■ Required work: In the entries, starting at the line containing "toolbar-grip-mod[interactable] [1042, 30, 1052, 55]" and going down to the end of the entries, substitute "Trackpad" for "Touchpad". Rewrite only those lines and leave everything else in them unchanged.

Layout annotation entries
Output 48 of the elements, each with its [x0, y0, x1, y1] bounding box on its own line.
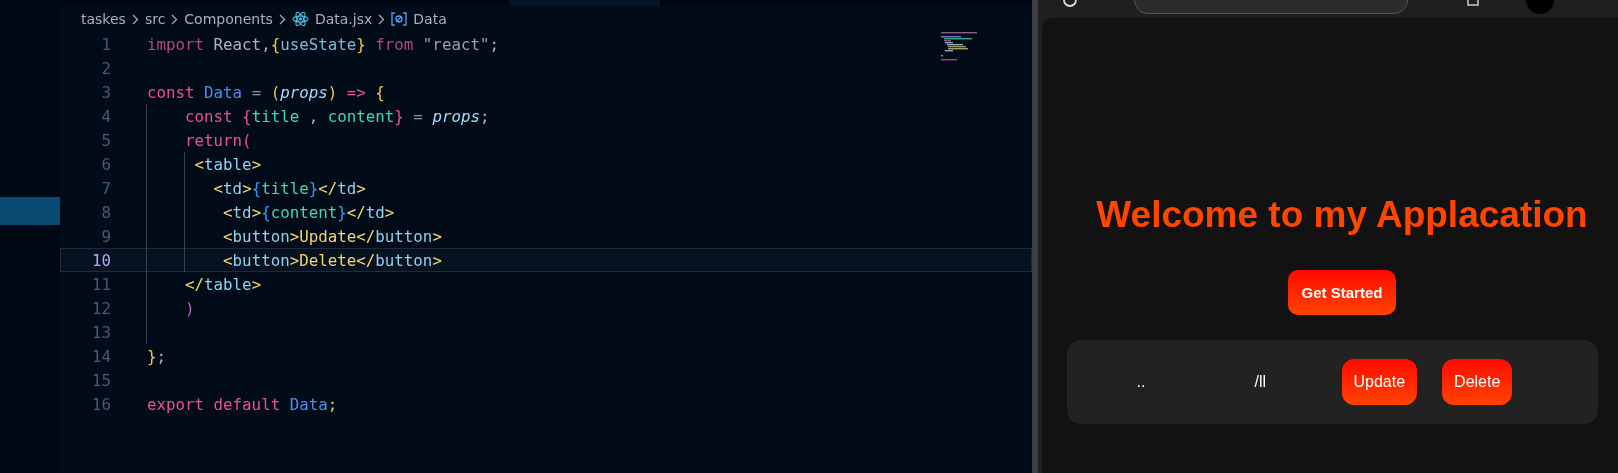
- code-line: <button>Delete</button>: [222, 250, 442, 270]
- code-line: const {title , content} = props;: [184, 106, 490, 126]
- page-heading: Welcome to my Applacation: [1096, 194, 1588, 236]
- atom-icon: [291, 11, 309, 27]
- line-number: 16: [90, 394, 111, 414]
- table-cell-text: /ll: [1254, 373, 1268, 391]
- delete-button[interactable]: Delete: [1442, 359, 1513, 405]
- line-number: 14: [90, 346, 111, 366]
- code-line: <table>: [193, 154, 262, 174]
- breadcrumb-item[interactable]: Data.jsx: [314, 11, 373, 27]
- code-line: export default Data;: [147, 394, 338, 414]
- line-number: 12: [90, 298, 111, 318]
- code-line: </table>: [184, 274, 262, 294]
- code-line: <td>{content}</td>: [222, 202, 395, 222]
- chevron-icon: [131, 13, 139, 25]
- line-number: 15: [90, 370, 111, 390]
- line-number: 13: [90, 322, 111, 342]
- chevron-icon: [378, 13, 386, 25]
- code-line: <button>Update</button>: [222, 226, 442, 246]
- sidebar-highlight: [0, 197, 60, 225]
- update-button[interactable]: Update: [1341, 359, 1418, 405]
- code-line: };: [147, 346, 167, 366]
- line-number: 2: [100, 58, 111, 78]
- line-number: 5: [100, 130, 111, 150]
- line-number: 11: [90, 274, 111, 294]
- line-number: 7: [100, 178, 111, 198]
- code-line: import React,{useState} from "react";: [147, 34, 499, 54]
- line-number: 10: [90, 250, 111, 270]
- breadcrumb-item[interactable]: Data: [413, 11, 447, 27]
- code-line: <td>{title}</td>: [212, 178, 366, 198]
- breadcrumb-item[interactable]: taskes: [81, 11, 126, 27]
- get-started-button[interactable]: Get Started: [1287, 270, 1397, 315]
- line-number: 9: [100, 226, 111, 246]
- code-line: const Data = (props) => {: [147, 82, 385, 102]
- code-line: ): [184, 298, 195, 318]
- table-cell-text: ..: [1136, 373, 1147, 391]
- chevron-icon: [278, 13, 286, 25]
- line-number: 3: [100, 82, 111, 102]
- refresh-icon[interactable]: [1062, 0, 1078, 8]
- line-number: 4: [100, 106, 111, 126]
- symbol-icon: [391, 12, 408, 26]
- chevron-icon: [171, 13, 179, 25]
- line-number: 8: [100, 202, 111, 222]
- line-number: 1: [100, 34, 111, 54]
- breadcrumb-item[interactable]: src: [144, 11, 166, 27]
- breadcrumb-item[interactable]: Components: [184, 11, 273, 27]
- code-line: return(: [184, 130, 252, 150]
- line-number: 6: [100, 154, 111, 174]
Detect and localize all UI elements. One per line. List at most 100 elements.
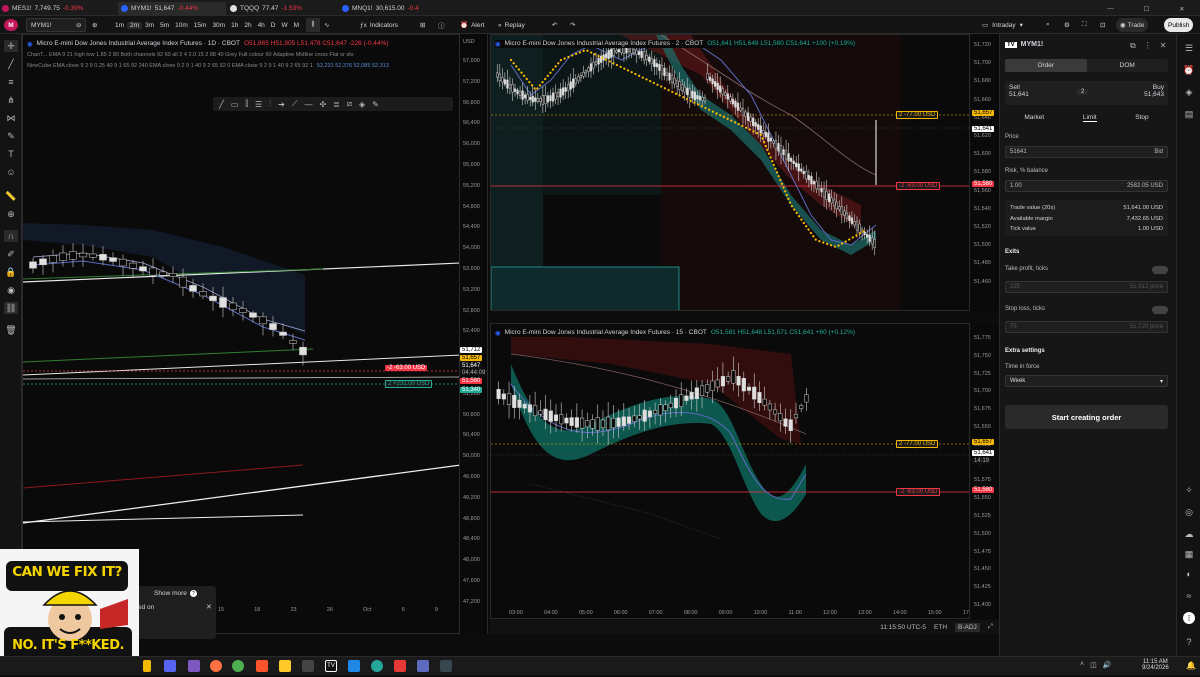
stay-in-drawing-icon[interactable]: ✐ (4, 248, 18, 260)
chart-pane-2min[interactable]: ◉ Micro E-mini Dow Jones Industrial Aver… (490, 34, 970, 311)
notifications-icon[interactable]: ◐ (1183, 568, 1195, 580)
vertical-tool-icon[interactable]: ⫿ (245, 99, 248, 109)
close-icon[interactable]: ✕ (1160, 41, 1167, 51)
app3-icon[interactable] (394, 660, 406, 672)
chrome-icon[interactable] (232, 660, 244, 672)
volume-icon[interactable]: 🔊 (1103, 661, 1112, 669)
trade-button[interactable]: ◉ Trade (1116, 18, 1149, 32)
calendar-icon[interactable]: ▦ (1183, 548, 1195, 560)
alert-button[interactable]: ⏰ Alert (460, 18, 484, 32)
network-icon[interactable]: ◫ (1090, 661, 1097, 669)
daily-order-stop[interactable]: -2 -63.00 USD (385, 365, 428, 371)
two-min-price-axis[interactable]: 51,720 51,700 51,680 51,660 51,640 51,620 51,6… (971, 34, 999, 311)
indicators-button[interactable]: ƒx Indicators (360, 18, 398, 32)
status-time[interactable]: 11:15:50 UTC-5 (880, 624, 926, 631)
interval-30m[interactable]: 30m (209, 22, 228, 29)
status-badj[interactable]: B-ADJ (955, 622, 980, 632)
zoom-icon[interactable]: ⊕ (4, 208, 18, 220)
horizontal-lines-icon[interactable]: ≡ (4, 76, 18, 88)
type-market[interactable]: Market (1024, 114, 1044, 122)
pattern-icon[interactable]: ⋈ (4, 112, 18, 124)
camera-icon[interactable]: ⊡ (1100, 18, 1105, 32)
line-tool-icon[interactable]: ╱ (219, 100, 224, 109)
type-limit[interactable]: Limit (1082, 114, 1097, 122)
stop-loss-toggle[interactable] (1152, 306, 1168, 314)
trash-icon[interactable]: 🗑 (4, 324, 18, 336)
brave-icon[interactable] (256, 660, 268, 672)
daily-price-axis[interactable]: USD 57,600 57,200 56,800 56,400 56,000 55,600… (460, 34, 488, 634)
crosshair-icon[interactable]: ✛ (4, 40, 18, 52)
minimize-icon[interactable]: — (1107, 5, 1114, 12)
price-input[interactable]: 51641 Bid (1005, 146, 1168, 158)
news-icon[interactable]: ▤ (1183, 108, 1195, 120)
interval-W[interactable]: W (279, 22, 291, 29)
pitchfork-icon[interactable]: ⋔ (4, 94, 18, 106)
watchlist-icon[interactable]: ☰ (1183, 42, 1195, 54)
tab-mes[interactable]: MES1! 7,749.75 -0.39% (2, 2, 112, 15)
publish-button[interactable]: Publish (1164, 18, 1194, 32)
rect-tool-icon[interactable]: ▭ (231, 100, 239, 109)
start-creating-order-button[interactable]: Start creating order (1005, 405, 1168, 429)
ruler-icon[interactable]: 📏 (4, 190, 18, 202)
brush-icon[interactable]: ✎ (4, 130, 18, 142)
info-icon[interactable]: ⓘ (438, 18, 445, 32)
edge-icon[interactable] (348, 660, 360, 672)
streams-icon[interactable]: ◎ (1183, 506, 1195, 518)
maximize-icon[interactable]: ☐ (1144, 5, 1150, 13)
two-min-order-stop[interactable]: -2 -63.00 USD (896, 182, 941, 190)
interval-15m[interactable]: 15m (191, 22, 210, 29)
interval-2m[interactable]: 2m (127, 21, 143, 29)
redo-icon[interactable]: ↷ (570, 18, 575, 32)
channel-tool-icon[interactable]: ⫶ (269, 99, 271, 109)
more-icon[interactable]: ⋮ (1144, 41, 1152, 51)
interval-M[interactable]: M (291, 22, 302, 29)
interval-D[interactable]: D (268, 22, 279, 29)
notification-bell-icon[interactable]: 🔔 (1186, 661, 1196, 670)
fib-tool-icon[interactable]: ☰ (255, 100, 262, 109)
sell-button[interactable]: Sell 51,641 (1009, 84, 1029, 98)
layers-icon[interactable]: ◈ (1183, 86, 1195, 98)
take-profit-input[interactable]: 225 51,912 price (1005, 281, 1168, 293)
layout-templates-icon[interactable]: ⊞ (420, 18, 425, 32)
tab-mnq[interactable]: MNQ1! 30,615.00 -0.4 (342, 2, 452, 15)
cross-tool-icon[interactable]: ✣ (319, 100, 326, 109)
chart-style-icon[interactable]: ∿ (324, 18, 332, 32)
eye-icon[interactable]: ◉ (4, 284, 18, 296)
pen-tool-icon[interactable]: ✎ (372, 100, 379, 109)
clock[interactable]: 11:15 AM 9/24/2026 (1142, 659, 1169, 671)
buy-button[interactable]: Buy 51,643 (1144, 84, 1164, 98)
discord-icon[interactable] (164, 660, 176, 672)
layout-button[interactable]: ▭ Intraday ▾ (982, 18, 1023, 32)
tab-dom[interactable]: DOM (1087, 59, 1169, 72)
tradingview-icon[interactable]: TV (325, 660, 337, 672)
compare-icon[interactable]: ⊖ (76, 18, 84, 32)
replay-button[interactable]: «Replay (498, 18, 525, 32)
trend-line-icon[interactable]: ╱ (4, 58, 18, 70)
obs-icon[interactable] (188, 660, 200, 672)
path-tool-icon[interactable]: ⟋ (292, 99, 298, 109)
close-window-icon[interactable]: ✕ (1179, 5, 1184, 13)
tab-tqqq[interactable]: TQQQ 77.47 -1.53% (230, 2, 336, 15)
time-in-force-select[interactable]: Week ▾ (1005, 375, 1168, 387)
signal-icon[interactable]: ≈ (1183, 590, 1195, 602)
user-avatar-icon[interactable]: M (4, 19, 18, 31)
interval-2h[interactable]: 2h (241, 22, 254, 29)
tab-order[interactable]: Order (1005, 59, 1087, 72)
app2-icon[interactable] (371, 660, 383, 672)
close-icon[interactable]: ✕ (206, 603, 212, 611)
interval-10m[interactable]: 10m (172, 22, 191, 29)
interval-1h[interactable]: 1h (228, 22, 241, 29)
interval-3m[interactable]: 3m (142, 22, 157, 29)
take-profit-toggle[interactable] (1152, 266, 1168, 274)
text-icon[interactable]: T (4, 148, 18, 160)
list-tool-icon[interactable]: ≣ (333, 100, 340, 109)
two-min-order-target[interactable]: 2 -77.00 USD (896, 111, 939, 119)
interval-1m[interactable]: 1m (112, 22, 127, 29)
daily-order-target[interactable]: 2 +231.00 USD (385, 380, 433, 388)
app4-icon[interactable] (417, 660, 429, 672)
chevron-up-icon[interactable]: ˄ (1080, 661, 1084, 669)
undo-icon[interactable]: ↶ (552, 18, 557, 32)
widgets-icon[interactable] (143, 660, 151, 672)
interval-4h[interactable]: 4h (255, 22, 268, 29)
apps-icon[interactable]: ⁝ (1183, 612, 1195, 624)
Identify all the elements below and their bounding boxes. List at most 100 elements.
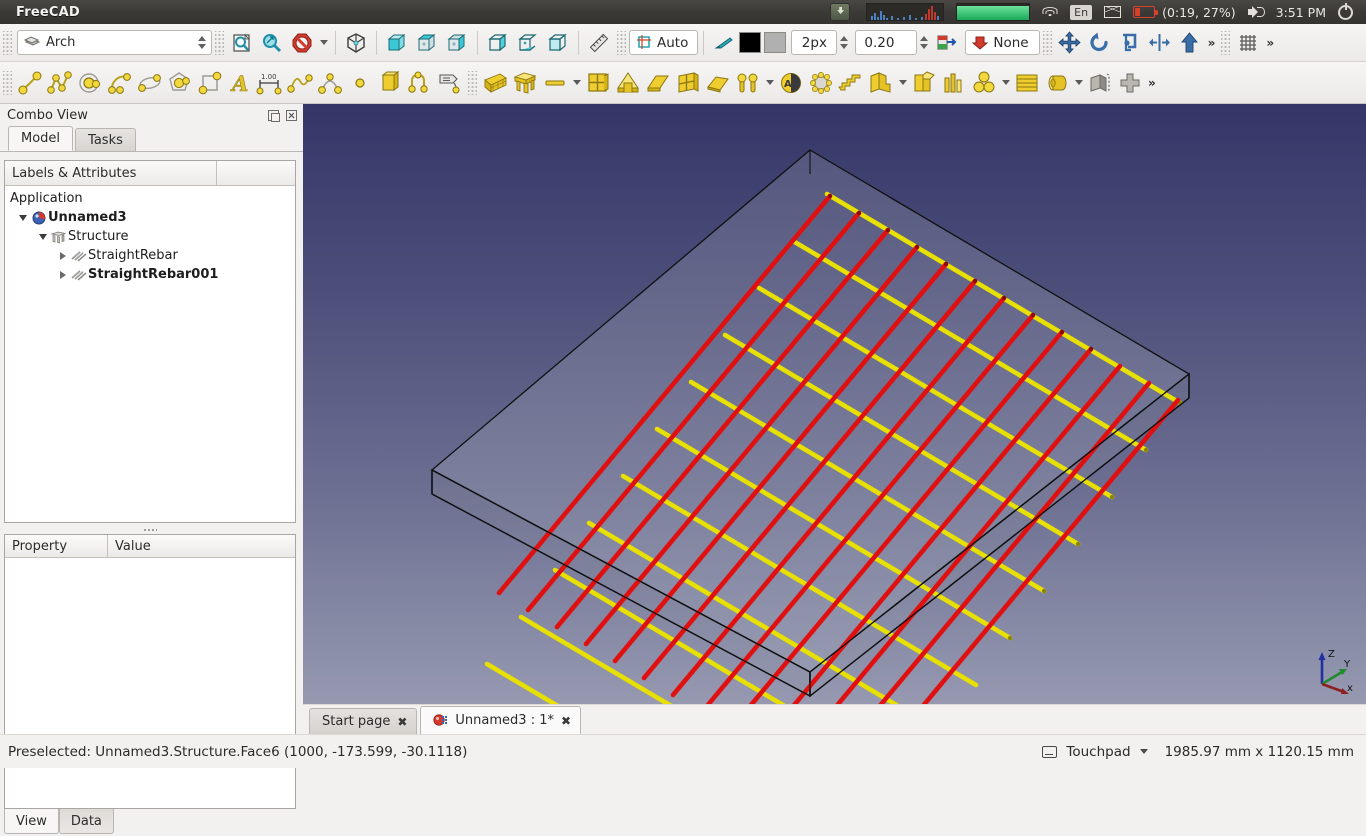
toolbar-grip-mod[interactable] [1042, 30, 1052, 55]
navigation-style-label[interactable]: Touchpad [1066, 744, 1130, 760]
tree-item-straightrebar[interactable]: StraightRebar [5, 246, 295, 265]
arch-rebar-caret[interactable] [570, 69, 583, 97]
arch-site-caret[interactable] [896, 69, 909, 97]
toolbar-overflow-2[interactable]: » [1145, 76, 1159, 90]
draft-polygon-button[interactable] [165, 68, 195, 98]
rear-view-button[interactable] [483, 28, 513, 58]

■ Correct output:
toolbar-grip-mod[interactable] [1042, 30, 1052, 55]
navigation-style-label[interactable]: Trackpad [1066, 744, 1130, 760]
tree-item-straightrebar[interactable]: StraightRebar [5, 246, 295, 265]
arch-rebar-caret[interactable] [570, 69, 583, 97]
arch-site-caret[interactable] [896, 69, 909, 97]
toolbar-overflow-2[interactable]: » [1145, 76, 1159, 90]
draft-polygon-button[interactable] [165, 68, 195, 98]
rear-view-button[interactable] [483, 28, 513, 58]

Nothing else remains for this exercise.